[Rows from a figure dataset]
- - -

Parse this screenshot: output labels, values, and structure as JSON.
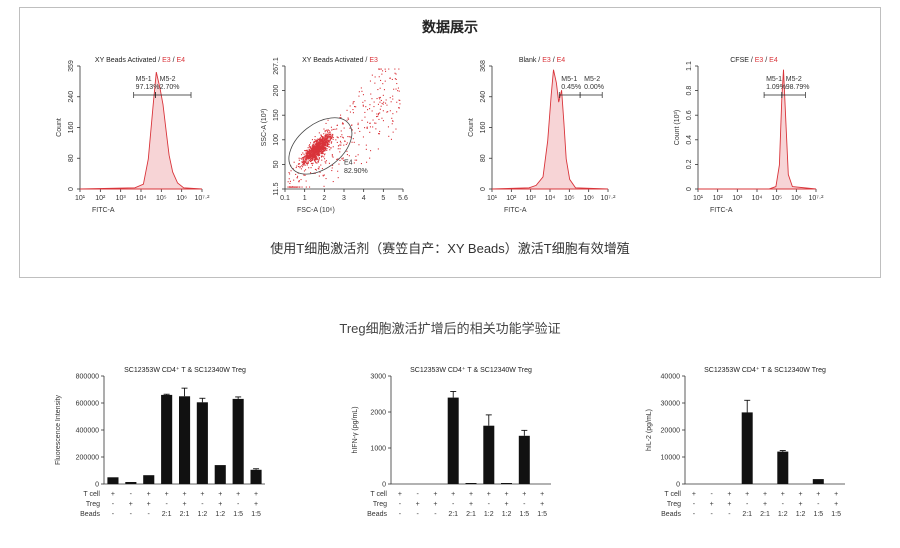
{
  "panel": {
    "title": "数据展示",
    "caption": "使用T细胞激活剂（赛笠自产：XY Beads）激活T细胞有效增殖"
  },
  "section2_title": "Treg细胞激活扩增后的相关功能学验证",
  "flow_plots": [
    {
      "title_parts": [
        {
          "text": "XY Beads Activated",
          "red": false
        },
        {
          "text": " / ",
          "red": false
        },
        {
          "text": "E3",
          "red": true
        },
        {
          "text": " / ",
          "red": false
        },
        {
          "text": "E4",
          "red": true
        }
      ],
      "ylabel": "Count",
      "xlabel": "FITC-A",
      "yticks": [
        "0",
        "80",
        "160",
        "240",
        "359"
      ],
      "xticks": [
        "10¹",
        "10²",
        "10³",
        "10⁴",
        "10⁵",
        "10⁶",
        "10⁷·²"
      ],
      "gates": [
        {
          "name": "M5-1",
          "pct": "97.13%"
        },
        {
          "name": "M5-2",
          "pct": "2.70%"
        }
      ]
    },
    {
      "title_parts": [
        {
          "text": "XY Beads Activated",
          "red": false
        },
        {
          "text": " / ",
          "red": false
        },
        {
          "text": "E3",
          "red": true
        }
      ],
      "ylabel": "SSC-A (10³)",
      "xlabel": "FSC-A (10⁶)",
      "yticks": [
        "11.5",
        "50",
        "100",
        "150",
        "200",
        "267.1"
      ],
      "xticks": [
        "0.1",
        "1",
        "2",
        "3",
        "4",
        "5",
        "5.6"
      ],
      "gate": {
        "name": "E4",
        "pct": "82.90%"
      }
    },
    {
      "title_parts": [
        {
          "text": "Blank",
          "red": false
        },
        {
          "text": " / ",
          "red": false
        },
        {
          "text": "E3",
          "red": true
        },
        {
          "text": " / ",
          "red": false
        },
        {
          "text": "E4",
          "red": true
        }
      ],
      "ylabel": "Count",
      "xlabel": "FITC-A",
      "yticks": [
        "0",
        "80",
        "160",
        "240",
        "368"
      ],
      "xticks": [
        "10¹",
        "10²",
        "10³",
        "10⁴",
        "10⁵",
        "10⁶",
        "10⁷·²"
      ],
      "gates": [
        {
          "name": "M5-1",
          "pct": "0.45%"
        },
        {
          "name": "M5-2",
          "pct": "0.00%"
        }
      ]
    },
    {
      "title_parts": [
        {
          "text": "CFSE",
          "red": false
        },
        {
          "text": " / ",
          "red": false
        },
        {
          "text": "E3",
          "red": true
        },
        {
          "text": " / ",
          "red": false
        },
        {
          "text": "E4",
          "red": true
        }
      ],
      "ylabel": "Count (10³)",
      "xlabel": "FITC-A",
      "yticks": [
        "0",
        "0.2",
        "0.4",
        "0.6",
        "0.8",
        "1.1"
      ],
      "xticks": [
        "10¹",
        "10²",
        "10³",
        "10⁴",
        "10⁵",
        "10⁶",
        "10⁷·²"
      ],
      "gates": [
        {
          "name": "M5-1",
          "pct": "1.09%"
        },
        {
          "name": "M5-2",
          "pct": "98.79%"
        }
      ]
    }
  ],
  "chart_data": [
    {
      "type": "bar",
      "title": "SC12353W CD4⁺ T  &  SC12340W Treg",
      "ylabel": "Fluorescence Intensity",
      "ylim": [
        0,
        800000
      ],
      "yticks": [
        "0",
        "200000",
        "400000",
        "600000",
        "800000"
      ],
      "values": [
        50000,
        15000,
        65000,
        660000,
        650000,
        605000,
        140000,
        630000,
        105000
      ],
      "errors": [
        0,
        0,
        0,
        5000,
        60000,
        30000,
        0,
        15000,
        8000
      ]
    },
    {
      "type": "bar",
      "title": "SC12353W CD4⁺ T  &  SC12340W Treg",
      "ylabel": "hIFN-γ (pg/mL)",
      "ylim": [
        0,
        3000
      ],
      "yticks": [
        "0",
        "1000",
        "2000",
        "3000"
      ],
      "values": [
        0,
        0,
        0,
        2400,
        20,
        1620,
        10,
        1340,
        0
      ],
      "errors": [
        0,
        0,
        0,
        170,
        0,
        300,
        0,
        150,
        0
      ]
    },
    {
      "type": "bar",
      "title": "SC12353W CD4⁺ T  &  SC12340W Treg",
      "ylabel": "hIL-2 (pg/mL)",
      "ylim": [
        0,
        40000
      ],
      "yticks": [
        "0",
        "10000",
        "20000",
        "30000",
        "40000"
      ],
      "values": [
        0,
        0,
        0,
        26500,
        0,
        12000,
        0,
        1800,
        0
      ],
      "errors": [
        0,
        0,
        0,
        4500,
        0,
        400,
        0,
        0,
        0
      ]
    }
  ],
  "conditions": {
    "row_labels": [
      "T cell",
      "Treg",
      "Beads"
    ],
    "tcell": [
      "+",
      "-",
      "+",
      "+",
      "+",
      "+",
      "+",
      "+",
      "+"
    ],
    "treg": [
      "-",
      "+",
      "+",
      "-",
      "+",
      "-",
      "+",
      "-",
      "+"
    ],
    "beads": [
      "-",
      "-",
      "-",
      "2:1",
      "2:1",
      "1:2",
      "1:2",
      "1:5",
      "1:5"
    ]
  },
  "colors": {
    "accent_red": "#d9343a",
    "bar": "#111111"
  }
}
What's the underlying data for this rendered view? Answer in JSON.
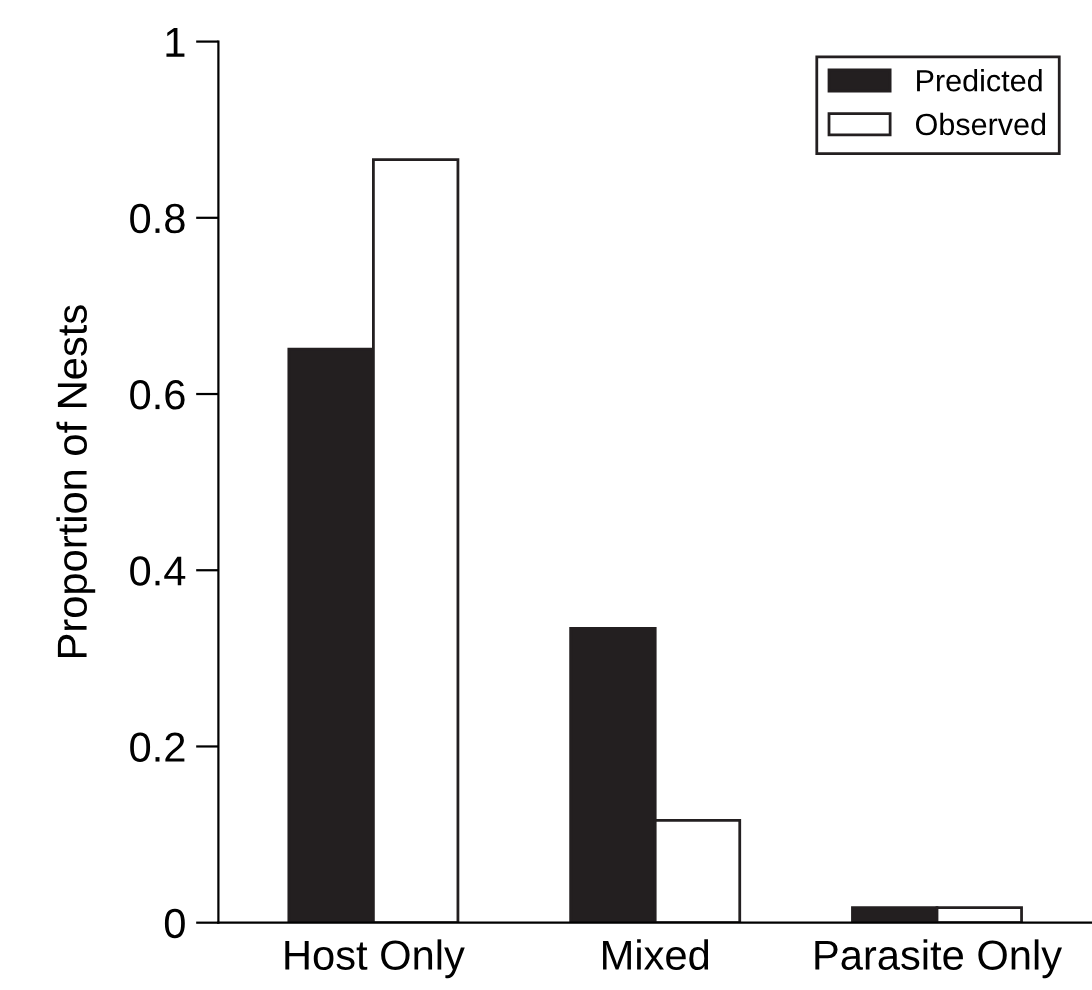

- - -

◆ Exercise goal ◆
Identify and copy all lines with the word "ylabel".

◆ Correct answer ◆
      "ylabel": "Count",
      "ylabel": "SSC-A (10³)",
      "ylabel": "Count",
      "ylabel": "Count (10³)",
      "ylabel": "Fluorescence Intensity",
      "ylabel": "hIFN-γ (pg/mL)",
      "ylabel": "hIL-2 (pg/mL)",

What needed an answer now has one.